**EXERCISE TASK:**
Wherever the word "this" appears in the entries, copy the whole line.

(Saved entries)
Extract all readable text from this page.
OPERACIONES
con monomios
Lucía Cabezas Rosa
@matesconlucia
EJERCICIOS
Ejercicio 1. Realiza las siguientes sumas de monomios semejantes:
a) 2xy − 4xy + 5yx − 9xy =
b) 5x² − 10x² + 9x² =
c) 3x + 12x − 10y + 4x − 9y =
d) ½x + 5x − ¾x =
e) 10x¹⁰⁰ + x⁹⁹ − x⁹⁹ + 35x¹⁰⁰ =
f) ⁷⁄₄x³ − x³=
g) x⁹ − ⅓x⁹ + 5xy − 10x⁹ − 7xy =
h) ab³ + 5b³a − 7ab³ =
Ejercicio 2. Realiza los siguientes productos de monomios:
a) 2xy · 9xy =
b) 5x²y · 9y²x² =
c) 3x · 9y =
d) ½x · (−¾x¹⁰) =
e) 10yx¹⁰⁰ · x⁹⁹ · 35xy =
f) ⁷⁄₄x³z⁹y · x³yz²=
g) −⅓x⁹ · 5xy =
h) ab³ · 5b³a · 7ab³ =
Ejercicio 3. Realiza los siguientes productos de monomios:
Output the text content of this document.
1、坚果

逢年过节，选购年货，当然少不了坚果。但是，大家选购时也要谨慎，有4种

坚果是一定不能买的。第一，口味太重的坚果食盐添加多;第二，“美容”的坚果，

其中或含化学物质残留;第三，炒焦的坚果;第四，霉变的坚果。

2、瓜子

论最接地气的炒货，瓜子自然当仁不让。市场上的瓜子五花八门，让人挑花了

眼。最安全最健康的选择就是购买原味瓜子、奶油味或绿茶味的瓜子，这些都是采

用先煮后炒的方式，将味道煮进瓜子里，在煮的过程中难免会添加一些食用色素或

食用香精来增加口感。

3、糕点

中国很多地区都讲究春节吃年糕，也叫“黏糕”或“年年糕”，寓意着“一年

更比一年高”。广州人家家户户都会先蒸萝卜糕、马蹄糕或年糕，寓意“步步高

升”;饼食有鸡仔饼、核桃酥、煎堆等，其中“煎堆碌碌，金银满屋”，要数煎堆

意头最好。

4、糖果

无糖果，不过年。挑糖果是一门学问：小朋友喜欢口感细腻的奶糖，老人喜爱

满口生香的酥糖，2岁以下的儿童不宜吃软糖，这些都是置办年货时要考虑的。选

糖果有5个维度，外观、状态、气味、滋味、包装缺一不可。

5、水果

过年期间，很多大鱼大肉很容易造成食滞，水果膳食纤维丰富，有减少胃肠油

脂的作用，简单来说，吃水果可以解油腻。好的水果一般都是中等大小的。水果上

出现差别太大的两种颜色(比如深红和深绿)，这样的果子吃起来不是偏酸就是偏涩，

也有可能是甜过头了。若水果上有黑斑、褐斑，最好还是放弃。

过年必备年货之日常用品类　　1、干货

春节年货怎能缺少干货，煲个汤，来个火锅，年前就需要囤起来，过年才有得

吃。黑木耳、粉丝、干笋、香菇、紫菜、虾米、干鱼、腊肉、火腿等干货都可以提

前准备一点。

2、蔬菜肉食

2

**SOLVED EXERCISE:**
Extract all readable text from this page.
Output the text content of this document.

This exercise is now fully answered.